*To do*. Print the data exactly, leaving nothing out.

*Stored data*.
BEGIN
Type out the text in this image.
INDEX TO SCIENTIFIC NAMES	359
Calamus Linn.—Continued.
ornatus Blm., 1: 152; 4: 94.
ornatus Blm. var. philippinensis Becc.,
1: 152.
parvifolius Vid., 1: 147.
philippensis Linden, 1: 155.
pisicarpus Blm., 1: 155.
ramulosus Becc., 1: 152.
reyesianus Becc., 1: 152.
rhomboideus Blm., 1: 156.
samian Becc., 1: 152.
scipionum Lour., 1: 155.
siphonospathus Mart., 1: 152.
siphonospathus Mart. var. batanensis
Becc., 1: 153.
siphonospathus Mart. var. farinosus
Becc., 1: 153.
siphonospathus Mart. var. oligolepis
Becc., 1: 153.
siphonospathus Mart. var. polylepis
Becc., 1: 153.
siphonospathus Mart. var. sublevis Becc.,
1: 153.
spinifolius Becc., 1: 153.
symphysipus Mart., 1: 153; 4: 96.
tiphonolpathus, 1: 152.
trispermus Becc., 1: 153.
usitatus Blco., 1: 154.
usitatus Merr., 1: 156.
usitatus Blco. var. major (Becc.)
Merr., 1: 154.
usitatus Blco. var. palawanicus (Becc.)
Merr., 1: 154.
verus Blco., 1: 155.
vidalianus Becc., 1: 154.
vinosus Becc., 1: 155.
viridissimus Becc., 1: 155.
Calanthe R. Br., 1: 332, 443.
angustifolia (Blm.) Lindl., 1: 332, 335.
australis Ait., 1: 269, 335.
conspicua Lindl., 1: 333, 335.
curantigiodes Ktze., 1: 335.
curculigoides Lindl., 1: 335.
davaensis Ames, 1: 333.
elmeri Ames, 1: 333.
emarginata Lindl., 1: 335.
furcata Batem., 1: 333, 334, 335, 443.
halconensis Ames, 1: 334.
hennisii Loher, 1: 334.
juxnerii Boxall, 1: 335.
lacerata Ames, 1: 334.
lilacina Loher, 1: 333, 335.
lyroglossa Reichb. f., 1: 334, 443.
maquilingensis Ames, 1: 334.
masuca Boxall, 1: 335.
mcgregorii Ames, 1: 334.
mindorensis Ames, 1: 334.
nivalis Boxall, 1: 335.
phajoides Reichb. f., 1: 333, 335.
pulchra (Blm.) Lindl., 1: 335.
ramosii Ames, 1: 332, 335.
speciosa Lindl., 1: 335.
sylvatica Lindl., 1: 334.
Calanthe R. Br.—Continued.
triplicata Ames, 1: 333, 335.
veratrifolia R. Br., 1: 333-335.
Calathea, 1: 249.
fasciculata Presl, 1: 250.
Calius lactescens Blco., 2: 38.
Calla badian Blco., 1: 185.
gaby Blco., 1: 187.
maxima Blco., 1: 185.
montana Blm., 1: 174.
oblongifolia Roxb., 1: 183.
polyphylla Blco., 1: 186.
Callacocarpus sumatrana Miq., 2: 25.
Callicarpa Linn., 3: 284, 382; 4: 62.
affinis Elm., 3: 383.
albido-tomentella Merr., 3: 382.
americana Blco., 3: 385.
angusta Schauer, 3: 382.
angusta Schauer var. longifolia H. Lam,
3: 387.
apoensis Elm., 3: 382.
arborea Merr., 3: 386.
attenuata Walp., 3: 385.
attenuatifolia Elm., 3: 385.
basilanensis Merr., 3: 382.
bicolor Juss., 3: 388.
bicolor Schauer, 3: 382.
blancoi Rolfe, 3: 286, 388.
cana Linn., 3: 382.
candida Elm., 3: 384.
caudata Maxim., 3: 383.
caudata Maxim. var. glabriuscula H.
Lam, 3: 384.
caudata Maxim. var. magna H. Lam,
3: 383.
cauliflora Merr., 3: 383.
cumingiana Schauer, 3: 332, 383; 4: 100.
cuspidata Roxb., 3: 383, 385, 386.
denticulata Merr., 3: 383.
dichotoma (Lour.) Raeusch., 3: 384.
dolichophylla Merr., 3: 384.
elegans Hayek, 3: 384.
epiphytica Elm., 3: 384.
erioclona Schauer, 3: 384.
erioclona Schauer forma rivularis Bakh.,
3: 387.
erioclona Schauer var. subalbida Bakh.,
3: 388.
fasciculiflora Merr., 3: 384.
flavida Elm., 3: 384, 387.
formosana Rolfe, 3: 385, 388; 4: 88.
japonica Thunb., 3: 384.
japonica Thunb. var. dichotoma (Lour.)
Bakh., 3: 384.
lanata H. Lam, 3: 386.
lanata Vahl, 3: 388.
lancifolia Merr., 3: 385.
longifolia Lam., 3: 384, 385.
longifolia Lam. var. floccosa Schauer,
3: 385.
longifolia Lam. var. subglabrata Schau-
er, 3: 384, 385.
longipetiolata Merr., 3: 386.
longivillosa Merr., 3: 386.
END
*Answer to this problem*.
Type out the text in this image.
INDEX TO SCIENTIFIC NAMES	359
Calamus Linn.—Continued.
ornatus Blm., 1: 152; 4: 94.
ornatus Blm. var. philippinensis Becc.,
1: 152.
parvifolius Vid., 1: 147.
philippensis Linden, 1: 155.
pisicarpus Blm., 1: 155.
ramulosus Becc., 1: 152.
reyesianus Becc., 1: 152.
rhomboideus Blm., 1: 156.
samian Becc., 1: 152.
scipionum Lour., 1: 155.
siphonospathus Mart., 1: 152.
siphonospathus Mart. var. batanensis
Becc., 1: 153.
siphonospathus Mart. var. farinosus
Becc., 1: 153.
siphonospathus Mart. var. oligolepis
Becc., 1: 153.
siphonospathus Mart. var. polylepis
Becc., 1: 153.
siphonospathus Mart. var. sublevis Becc.,
1: 153.
spinifolius Becc., 1: 153.
symphysipus Mart., 1: 153; 4: 96.
tiphonolpathus, 1: 152.
trispermus Becc., 1: 153.
usitatus Blco., 1: 154.
usitatus Merr., 1: 156.
usitatus Blco. var. major (Becc.)
Merr., 1: 154.
usitatus Blco. var. palawanicus (Becc.)
Merr., 1: 154.
verus Blco., 1: 155.
vidalianus Becc., 1: 154.
vinosus Becc., 1: 155.
viridissimus Becc., 1: 155.
Calanthe R. Br., 1: 332, 443.
angustifolia (Blm.) Lindl., 1: 332, 335.
australis Ait., 1: 269, 335.
conspicua Lindl., 1: 333, 335.
curantigiodes Ktze., 1: 335.
curculigoides Lindl., 1: 335.
davaensis Ames, 1: 333.
elmeri Ames, 1: 333.
emarginata Lindl., 1: 335.
furcata Batem., 1: 333, 334, 335, 443.
halconensis Ames, 1: 334.
hennisii Loher, 1: 334.
juxnerii Boxall, 1: 335.
lacerata Ames, 1: 334.
lilacina Loher, 1: 333, 335.
lyroglossa Reichb. f., 1: 334, 443.
maquilingensis Ames, 1: 334.
masuca Boxall, 1: 335.
mcgregorii Ames, 1: 334.
mindorensis Ames, 1: 334.
nivalis Boxall, 1: 335.
phajoides Reichb. f., 1: 333, 335.
pulchra (Blm.) Lindl., 1: 335.
ramosii Ames, 1: 332, 335.
speciosa Lindl., 1: 335.
sylvatica Lindl., 1: 334.
Calanthe R. Br.—Continued.
triplicata Ames, 1: 333, 335.
veratrifolia R. Br., 1: 333-335.
Calathea, 1: 249.
fasciculata Presl, 1: 250.
Calius lactescens Blco., 2: 38.
Calla badian Blco., 1: 185.
gaby Blco., 1: 187.
maxima Blco., 1: 185.
montana Blm., 1: 174.
oblongifolia Roxb., 1: 183.
polyphylla Blco., 1: 186.
Callacocarpus sumatrana Miq., 2: 25.
Callicarpa Linn., 3: 284, 382; 4: 62.
affinis Elm., 3: 383.
albido-tomentella Merr., 3: 382.
americana Blco., 3: 385.
angusta Schauer, 3: 382.
angusta Schauer var. longifolia H. Lam,
3: 387.
apoensis Elm., 3: 382.
arborea Merr., 3: 386.
attenuata Walp., 3: 385.
attenuatifolia Elm., 3: 385.
basilanensis Merr., 3: 382.
bicolor Juss., 3: 388.
bicolor Schauer, 3: 382.
blancoi Rolfe, 3: 286, 388.
cana Linn., 3: 382.
candida Elm., 3: 384.
caudata Maxim., 3: 383.
caudata Maxim. var. glabriuscula H.
Lam, 3: 384.
caudata Maxim. var. magna H. Lam,
3: 383.
cauliflora Merr., 3: 383.
cumingiana Schauer, 3: 332, 383; 4: 100.
cuspidata Roxb., 3: 383, 385, 386.
denticulata Merr., 3: 383.
dichotoma (Lour.) Raeusch., 3: 384.
dolichophylla Merr., 3: 384.
elegans Hayek, 3: 384.
epiphytica Elm., 3: 384.
erioclona Schauer, 3: 384.
erioclona Schauer forma rivularis Bakh.,
3: 387.
erioclona Schauer var. subalbida Bakh.,
3: 388.
fasciculiflora Merr., 3: 384.
flavida Elm., 3: 384, 387.
formosana Rolfe, 3: 385, 388; 4: 88.
japonica Thunb., 3: 384.
japonica Thunb. var. dichotoma (Lour.)
Bakh., 3: 384.
lanata H. Lam, 3: 386.
lanata Vahl, 3: 388.
lancifolia Merr., 3: 385.
longifolia Lam., 3: 384, 385.
longifolia Lam. var. floccosa Schauer,
3: 385.
longifolia Lam. var. subglabrata Schau-
er, 3: 384, 385.
longipetiolata Merr., 3: 386.
longivillosa Merr., 3: 386.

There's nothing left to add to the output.